Only the lines from the one containing "Reverse-engineer this chart into JSON." through the final line of the material below should be output, exactly as they stand.
** START MATERIAL FOR THE TASK **
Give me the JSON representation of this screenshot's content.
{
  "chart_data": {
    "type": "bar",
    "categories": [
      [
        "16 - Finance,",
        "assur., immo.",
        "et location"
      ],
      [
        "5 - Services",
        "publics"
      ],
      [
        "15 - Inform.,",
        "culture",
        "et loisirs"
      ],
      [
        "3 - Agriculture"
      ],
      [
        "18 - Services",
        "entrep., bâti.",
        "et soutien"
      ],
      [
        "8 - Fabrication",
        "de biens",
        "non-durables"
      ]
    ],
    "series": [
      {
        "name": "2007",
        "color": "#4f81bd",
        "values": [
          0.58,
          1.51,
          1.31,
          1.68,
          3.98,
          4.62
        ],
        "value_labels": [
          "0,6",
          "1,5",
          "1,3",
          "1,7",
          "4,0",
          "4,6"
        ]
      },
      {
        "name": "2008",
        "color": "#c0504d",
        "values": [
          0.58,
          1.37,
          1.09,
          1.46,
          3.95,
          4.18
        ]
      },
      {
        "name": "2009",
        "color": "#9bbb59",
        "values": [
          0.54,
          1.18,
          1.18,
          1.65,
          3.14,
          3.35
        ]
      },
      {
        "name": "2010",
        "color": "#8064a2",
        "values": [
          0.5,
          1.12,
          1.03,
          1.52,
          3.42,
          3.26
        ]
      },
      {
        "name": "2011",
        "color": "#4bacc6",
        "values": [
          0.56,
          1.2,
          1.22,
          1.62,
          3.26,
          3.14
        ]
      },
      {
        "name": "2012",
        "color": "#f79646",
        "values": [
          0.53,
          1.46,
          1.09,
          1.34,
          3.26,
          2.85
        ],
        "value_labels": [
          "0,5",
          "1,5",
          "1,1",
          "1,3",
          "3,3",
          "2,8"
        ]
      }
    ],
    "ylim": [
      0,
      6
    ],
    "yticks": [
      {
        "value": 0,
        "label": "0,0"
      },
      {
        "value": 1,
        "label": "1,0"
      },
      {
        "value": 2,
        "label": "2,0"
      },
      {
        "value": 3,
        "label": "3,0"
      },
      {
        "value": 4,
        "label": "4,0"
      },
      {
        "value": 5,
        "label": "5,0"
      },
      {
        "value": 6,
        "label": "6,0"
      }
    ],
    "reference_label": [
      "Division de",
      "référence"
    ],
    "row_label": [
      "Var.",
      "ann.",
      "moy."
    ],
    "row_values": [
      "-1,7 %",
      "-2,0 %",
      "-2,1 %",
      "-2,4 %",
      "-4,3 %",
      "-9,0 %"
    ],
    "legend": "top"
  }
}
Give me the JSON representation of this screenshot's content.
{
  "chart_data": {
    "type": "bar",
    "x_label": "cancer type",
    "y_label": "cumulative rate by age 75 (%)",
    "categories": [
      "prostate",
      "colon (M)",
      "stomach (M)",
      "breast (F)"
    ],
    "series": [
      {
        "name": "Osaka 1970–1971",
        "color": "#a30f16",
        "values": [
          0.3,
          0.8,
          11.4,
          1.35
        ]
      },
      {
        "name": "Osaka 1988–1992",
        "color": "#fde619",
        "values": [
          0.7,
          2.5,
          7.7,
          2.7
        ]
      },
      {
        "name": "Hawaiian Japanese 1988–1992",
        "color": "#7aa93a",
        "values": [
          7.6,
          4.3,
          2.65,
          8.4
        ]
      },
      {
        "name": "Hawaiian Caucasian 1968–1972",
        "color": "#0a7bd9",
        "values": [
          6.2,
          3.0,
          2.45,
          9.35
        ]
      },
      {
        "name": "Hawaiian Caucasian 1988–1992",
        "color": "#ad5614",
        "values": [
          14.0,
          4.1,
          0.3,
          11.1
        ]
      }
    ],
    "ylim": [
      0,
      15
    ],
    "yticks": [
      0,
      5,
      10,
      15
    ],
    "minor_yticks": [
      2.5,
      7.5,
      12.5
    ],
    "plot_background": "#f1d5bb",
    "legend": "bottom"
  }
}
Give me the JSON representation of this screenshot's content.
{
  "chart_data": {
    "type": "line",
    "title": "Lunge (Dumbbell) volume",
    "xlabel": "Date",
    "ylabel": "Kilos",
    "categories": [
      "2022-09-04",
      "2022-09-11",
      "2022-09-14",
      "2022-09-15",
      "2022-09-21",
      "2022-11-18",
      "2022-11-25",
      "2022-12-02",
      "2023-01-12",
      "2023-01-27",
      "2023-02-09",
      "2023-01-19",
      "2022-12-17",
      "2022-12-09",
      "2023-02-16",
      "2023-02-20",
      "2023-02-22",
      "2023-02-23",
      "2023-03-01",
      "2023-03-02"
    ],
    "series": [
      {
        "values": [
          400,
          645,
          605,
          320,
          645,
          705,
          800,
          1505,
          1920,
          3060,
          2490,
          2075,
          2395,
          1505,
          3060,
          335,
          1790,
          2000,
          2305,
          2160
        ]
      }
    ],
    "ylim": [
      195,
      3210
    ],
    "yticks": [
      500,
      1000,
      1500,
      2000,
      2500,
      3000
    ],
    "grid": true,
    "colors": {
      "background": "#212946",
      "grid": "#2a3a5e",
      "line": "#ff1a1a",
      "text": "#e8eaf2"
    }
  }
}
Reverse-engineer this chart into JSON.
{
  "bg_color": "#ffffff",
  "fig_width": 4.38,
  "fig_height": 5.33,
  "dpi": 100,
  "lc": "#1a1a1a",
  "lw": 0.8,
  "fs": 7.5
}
** END MATERIAL FOR THE TASK **
▶ WORKED ANSWER:
Reverse-engineer this chart into JSON.
{
  "bg_color": "#ffffff",
  "fig_width": 4.38,
  "fig_height": 5.33,
  "dpi": 100,
  "lc": "#1a1a1a",
  "lw": 0.8,
  "fs": 7.5
}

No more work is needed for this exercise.